▶ **WHAT IS EXPECTED**: Below are entries. Pull out all lines containing "JSON".

▶ **ENTRIES**:
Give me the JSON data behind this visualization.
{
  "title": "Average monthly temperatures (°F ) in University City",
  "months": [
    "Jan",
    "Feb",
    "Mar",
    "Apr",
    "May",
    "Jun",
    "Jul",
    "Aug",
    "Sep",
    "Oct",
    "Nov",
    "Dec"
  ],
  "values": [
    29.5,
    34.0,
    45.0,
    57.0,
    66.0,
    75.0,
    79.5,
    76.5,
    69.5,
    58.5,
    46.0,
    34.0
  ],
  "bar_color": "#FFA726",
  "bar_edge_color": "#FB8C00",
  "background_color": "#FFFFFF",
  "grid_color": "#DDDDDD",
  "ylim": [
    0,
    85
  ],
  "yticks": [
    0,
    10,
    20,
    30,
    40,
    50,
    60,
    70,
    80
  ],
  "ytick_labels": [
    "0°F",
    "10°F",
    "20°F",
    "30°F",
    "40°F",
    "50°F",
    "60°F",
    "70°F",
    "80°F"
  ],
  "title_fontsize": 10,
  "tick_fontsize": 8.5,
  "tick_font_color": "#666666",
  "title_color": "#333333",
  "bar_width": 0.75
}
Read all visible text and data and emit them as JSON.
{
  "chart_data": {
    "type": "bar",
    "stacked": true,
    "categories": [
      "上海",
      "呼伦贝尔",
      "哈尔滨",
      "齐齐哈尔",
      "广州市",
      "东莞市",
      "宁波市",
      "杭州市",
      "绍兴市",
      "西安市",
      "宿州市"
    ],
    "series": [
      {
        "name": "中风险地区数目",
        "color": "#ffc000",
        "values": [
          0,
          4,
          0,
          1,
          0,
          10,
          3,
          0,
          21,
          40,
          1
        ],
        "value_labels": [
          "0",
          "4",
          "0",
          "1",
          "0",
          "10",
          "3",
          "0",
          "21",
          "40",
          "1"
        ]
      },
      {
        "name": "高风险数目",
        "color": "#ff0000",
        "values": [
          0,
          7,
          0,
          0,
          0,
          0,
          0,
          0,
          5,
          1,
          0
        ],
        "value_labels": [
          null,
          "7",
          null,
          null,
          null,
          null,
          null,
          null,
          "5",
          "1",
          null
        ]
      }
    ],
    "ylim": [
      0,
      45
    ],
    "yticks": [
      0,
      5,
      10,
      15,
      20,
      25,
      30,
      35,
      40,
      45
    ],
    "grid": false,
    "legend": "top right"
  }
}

▶ **WORKED ANSWER**:
Give me the JSON data behind this visualization.
Read all visible text and data and emit them as JSON.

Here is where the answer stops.